* BEGIN *

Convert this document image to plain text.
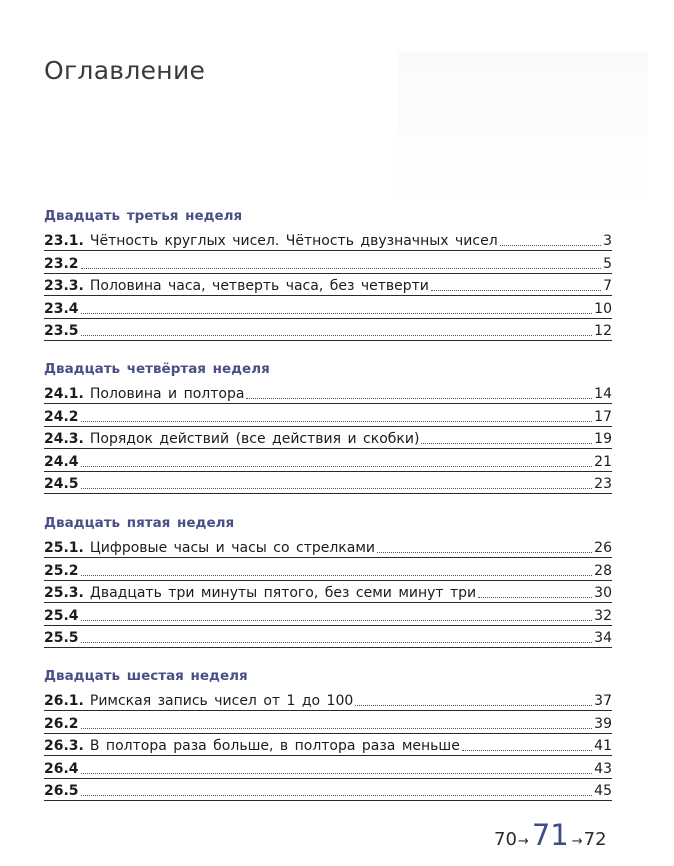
Оглавление
Двадцать третья неделя
23.1. Чётность круглых чисел. Чётность двузначных чисел	3
23.2	5
23.3. Половина часа, четверть часа, без четверти	7
23.4	10
23.5	12
Двадцать четвёртая неделя
24.1. Половина и полтора	14
24.2	17
24.3. Порядок действий (все действия и скобки)	19
24.4	21
24.5	23
Двадцать пятая неделя
25.1. Цифровые часы и часы со стрелками	26
25.2	28
25.3. Двадцать три минуты пятого, без семи минут три	30
25.4	32
25.5	34
Двадцать шестая неделя
26.1. Римская запись чисел от 1 до 100	37
26.2	39
26.3. В полтора раза больше, в полтора раза меньше	41
26.4	43
26.5	45
70 → 71 → 72
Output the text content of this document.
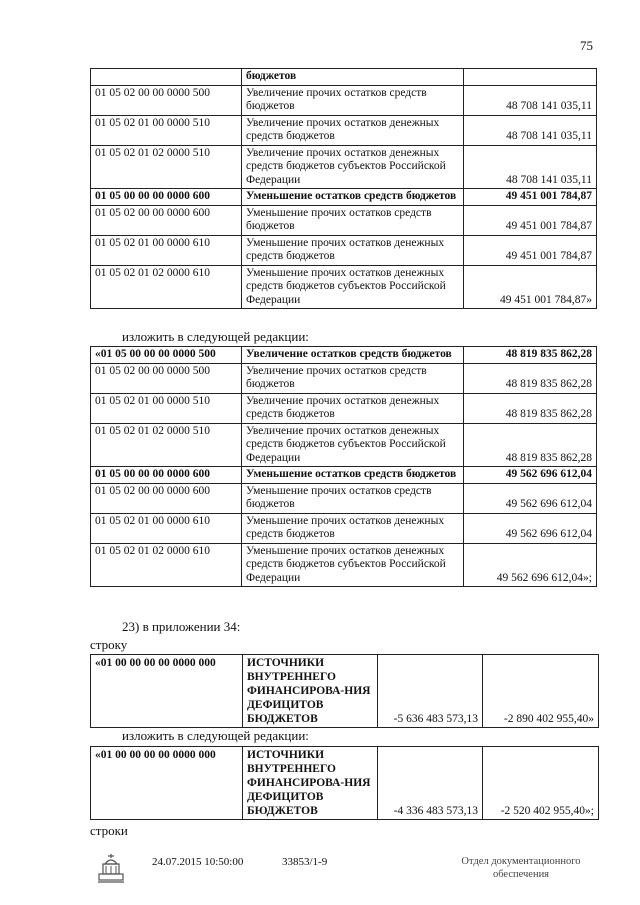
75
	бюджетов	
01 05 02 00 00 0000 500	Увеличение прочих остатков средств бюджетов	48 708 141 035,11
01 05 02 01 00 0000 510	Увеличение прочих остатков денежных средств бюджетов	48 708 141 035,11
01 05 02 01 02 0000 510	Увеличение прочих остатков денежных средств бюджетов субъектов Российской Федерации	48 708 141 035,11
01 05 00 00 00 0000 600	Уменьшение остатков средств бюджетов	49 451 001 784,87
01 05 02 00 00 0000 600	Уменьшение прочих остатков средств бюджетов	49 451 001 784,87
01 05 02 01 00 0000 610	Уменьшение прочих остатков денежных средств бюджетов	49 451 001 784,87
01 05 02 01 02 0000 610	Уменьшение прочих остатков денежных средств бюджетов субъектов Российской Федерации	49 451 001 784,87»
изложить в следующей редакции:
«01 05 00 00 00 0000 500	Увеличение остатков средств бюджетов	48 819 835 862,28
01 05 02 00 00 0000 500	Увеличение прочих остатков средств бюджетов	48 819 835 862,28
01 05 02 01 00 0000 510	Увеличение прочих остатков денежных средств бюджетов	48 819 835 862,28
01 05 02 01 02 0000 510	Увеличение прочих остатков денежных средств бюджетов субъектов Российской Федерации	48 819 835 862,28
01 05 00 00 00 0000 600	Уменьшение остатков средств бюджетов	49 562 696 612,04
01 05 02 00 00 0000 600	Уменьшение прочих остатков средств бюджетов	49 562 696 612,04
01 05 02 01 00 0000 610	Уменьшение прочих остатков денежных средств бюджетов	49 562 696 612,04
01 05 02 01 02 0000 610	Уменьшение прочих остатков денежных средств бюджетов субъектов Российской Федерации	49 562 696 612,04»;
23) в приложении 34:
строку
«01 00 00 00 00 0000 000	ИСТОЧНИКИ ВНУТРЕННЕГО ФИНАНСИРОВА-НИЯ ДЕФИЦИТОВ БЮДЖЕТОВ	-5 636 483 573,13	-2 890 402 955,40»
изложить в следующей редакции:
«01 00 00 00 00 0000 000	ИСТОЧНИКИ ВНУТРЕННЕГО ФИНАНСИРОВА-НИЯ ДЕФИЦИТОВ БЮДЖЕТОВ	-4 336 483 573,13	-2 520 402 955,40»;
строки
24.07.2015 10:50:00	33853/1-9	Отдел документационного обеспечения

* END *

To do -
Leave out the pictures and return every record word for word.

Solved problem -
Convert this document image to plain text.
Оглавление
Двадцать третья неделя
23.1. Чётность круглых чисел. Чётность двузначных чисел	3
23.2	5
23.3. Половина часа, четверть часа, без четверти	7
23.4	10
23.5	12
Двадцать четвёртая неделя
24.1. Половина и полтора	14
24.2	17
24.3. Порядок действий (все действия и скобки)	19
24.4	21
24.5	23
Двадцать пятая неделя
25.1. Цифровые часы и часы со стрелками	26
25.2	28
25.3. Двадцать три минуты пятого, без семи минут три	30
25.4	32
25.5	34
Двадцать шестая неделя
26.1. Римская запись чисел от 1 до 100	37
26.2	39
26.3. В полтора раза больше, в полтора раза меньше	41
26.4	43
26.5	45
70 → 71 → 72
Output the text content of this document.
75
	бюджетов	
01 05 02 00 00 0000 500	Увеличение прочих остатков средств бюджетов	48 708 141 035,11
01 05 02 01 00 0000 510	Увеличение прочих остатков денежных средств бюджетов	48 708 141 035,11
01 05 02 01 02 0000 510	Увеличение прочих остатков денежных средств бюджетов субъектов Российской Федерации	48 708 141 035,11
01 05 00 00 00 0000 600	Уменьшение остатков средств бюджетов	49 451 001 784,87
01 05 02 00 00 0000 600	Уменьшение прочих остатков средств бюджетов	49 451 001 784,87
01 05 02 01 00 0000 610	Уменьшение прочих остатков денежных средств бюджетов	49 451 001 784,87
01 05 02 01 02 0000 610	Уменьшение прочих остатков денежных средств бюджетов субъектов Российской Федерации	49 451 001 784,87»
изложить в следующей редакции:
«01 05 00 00 00 0000 500	Увеличение остатков средств бюджетов	48 819 835 862,28
01 05 02 00 00 0000 500	Увеличение прочих остатков средств бюджетов	48 819 835 862,28
01 05 02 01 00 0000 510	Увеличение прочих остатков денежных средств бюджетов	48 819 835 862,28
01 05 02 01 02 0000 510	Увеличение прочих остатков денежных средств бюджетов субъектов Российской Федерации	48 819 835 862,28
01 05 00 00 00 0000 600	Уменьшение остатков средств бюджетов	49 562 696 612,04
01 05 02 00 00 0000 600	Уменьшение прочих остатков средств бюджетов	49 562 696 612,04
01 05 02 01 00 0000 610	Уменьшение прочих остатков денежных средств бюджетов	49 562 696 612,04
01 05 02 01 02 0000 610	Уменьшение прочих остатков денежных средств бюджетов субъектов Российской Федерации	49 562 696 612,04»;
23) в приложении 34:
строку
«01 00 00 00 00 0000 000	ИСТОЧНИКИ ВНУТРЕННЕГО ФИНАНСИРОВА-НИЯ ДЕФИЦИТОВ БЮДЖЕТОВ	-5 636 483 573,13	-2 890 402 955,40»
изложить в следующей редакции:
«01 00 00 00 00 0000 000	ИСТОЧНИКИ ВНУТРЕННЕГО ФИНАНСИРОВА-НИЯ ДЕФИЦИТОВ БЮДЖЕТОВ	-4 336 483 573,13	-2 520 402 955,40»;
строки
24.07.2015 10:50:00	33853/1-9	Отдел документационного обеспечения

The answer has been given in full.